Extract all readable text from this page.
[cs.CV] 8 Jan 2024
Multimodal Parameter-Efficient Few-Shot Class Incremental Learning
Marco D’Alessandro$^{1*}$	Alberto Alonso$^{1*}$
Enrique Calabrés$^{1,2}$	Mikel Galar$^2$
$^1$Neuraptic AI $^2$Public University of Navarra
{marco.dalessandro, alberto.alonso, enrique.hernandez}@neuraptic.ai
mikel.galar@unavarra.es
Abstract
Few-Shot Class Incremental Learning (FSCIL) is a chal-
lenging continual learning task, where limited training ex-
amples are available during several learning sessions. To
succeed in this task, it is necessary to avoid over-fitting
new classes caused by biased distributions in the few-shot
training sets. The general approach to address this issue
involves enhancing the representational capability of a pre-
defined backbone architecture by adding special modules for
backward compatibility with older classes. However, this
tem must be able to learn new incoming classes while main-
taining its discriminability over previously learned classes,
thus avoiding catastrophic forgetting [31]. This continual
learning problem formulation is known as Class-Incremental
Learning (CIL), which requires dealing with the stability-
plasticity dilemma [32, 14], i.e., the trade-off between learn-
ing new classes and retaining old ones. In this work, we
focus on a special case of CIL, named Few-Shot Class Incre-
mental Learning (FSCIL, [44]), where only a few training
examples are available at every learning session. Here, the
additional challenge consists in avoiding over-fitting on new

::::::

(PROMPT)
Copy each line that holds the word "fitting".

(TASK RESULT)
succeed in this task, it is necessary to avoid over-fitting
additional challenge consists in avoiding over-fitting on new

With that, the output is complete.